**Potongan teks:**

- - - -

Kelas pekerja Indonesia tidak sendirian dalam perjuangan ini. Negara kapitalis otoritarian secara oportunistik memusatkan kekuasaan untuk mengancam perjuangan dan kemenangan buruh serta aktivis pro-demokrasi melalui cara-cara otoriter. Agar dapat melawan celakanya masa depan Indonesia, yakni ditundukkannya kelas pekerja demi kepentingan perusahaan multinasional raksasa yang didorong oleh Jokowi, kita harus terus membangun front kelas pekerja internasional—sebuah internasionalisme baru yang melampaui batas-batas negara.***

Pertama kali diterbitkan dalam bahasa Inggris dengan judul “Jakarta is returning: The ‘neoliberal cookbook’ that guides Indonesia’s Omnibus Bills”, diterbitkan oleh Lausan.

Ditulis oleh Mariyah L. M. dan JN.

Diterjemahkan ke bahasa Indonesia oleh Wening.

[1] Sejumlah konfederasi serikat pekerja sempat diundang dalam “pembahasan” di kemudian hari namun kemudian mereka menarik diri setelah menimbang hal tersebut hanya untuk memenuhi formalitas “partisipasi pemangku kepentingan” semata. Namun, pada akhir Juli 2020, beberapa dari konfederasi tersebut kembali berpartisipasi dalam sesi “guyub rukun” bersama Kementerian Ketenagakerjaan untuk membahas RUU Cilaka.

[2] Pengertian “daya saing ekonomi” telah dipersempit menjadi sekadar perlombaan adu-murah tenaga kerja di antara berbagai negara berkembang di Asia Tenggara. Upah per jam tanpa besaran minimum diincar oleh para korporasi yang terus membandingkan biaya buruh Indonesia dengan Vietnam dan Thailand.

- - - -

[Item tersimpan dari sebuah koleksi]
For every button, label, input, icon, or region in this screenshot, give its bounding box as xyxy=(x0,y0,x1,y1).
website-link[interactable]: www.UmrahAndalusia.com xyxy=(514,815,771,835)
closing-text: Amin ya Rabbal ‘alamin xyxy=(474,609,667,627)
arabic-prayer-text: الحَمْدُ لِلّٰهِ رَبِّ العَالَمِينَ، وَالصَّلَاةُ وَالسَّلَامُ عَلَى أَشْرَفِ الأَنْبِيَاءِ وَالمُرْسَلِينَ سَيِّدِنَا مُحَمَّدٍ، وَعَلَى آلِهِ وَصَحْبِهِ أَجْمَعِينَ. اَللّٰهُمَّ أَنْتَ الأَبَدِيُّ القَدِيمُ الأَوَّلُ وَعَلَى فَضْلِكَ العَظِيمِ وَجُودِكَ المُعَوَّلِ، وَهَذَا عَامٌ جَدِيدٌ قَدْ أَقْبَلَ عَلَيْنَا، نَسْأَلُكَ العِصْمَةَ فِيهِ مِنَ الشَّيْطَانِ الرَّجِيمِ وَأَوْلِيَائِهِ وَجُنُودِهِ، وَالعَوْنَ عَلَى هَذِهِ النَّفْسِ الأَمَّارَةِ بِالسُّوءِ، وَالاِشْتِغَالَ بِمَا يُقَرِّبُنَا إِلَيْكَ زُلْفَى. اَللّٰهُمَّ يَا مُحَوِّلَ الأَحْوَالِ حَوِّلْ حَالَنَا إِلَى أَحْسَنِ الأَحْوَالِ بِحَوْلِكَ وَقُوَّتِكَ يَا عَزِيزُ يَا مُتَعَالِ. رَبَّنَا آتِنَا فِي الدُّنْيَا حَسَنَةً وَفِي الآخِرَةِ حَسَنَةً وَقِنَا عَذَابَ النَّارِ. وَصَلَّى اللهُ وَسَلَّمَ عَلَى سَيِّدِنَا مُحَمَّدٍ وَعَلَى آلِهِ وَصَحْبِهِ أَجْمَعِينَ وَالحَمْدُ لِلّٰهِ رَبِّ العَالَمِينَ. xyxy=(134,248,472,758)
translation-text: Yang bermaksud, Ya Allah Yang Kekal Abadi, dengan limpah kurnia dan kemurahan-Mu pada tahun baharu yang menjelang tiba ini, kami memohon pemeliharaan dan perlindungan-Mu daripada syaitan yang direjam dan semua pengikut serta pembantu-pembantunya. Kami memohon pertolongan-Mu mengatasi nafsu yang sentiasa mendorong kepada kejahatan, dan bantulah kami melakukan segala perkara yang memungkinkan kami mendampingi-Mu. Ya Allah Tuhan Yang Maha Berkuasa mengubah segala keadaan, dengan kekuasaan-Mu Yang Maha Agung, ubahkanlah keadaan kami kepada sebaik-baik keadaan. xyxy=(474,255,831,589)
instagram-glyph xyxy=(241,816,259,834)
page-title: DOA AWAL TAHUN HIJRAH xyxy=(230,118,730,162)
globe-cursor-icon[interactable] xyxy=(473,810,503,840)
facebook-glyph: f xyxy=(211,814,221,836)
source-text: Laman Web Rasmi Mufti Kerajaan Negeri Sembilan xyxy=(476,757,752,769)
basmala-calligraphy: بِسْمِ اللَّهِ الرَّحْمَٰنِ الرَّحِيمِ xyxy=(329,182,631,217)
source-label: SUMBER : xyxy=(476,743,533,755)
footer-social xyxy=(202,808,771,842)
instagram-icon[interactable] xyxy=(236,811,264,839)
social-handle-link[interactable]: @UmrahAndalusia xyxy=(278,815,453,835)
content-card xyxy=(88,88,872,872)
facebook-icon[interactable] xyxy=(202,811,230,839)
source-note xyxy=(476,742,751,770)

- - - -

**Yang diminta:** Salin kata demi kata bagian potongan teks yang dimulai dari "Ditulis oleh Mariyah" dan berakhir pada "membahas RUU Cilaka.". Entri-entri ini diambil dari sumber lain.

**Jawaban tugas:**
Ditulis oleh Mariyah L. M. dan JN.

Diterjemahkan ke bahasa Indonesia oleh Wening.

[1] Sejumlah konfederasi serikat pekerja sempat diundang dalam “pembahasan” di kemudian hari namun kemudian mereka menarik diri setelah menimbang hal tersebut hanya untuk memenuhi formalitas “partisipasi pemangku kepentingan” semata. Namun, pada akhir Juli 2020, beberapa dari konfederasi tersebut kembali berpartisipasi dalam sesi “guyub rukun” bersama Kementerian Ketenagakerjaan untuk membahas RUU Cilaka.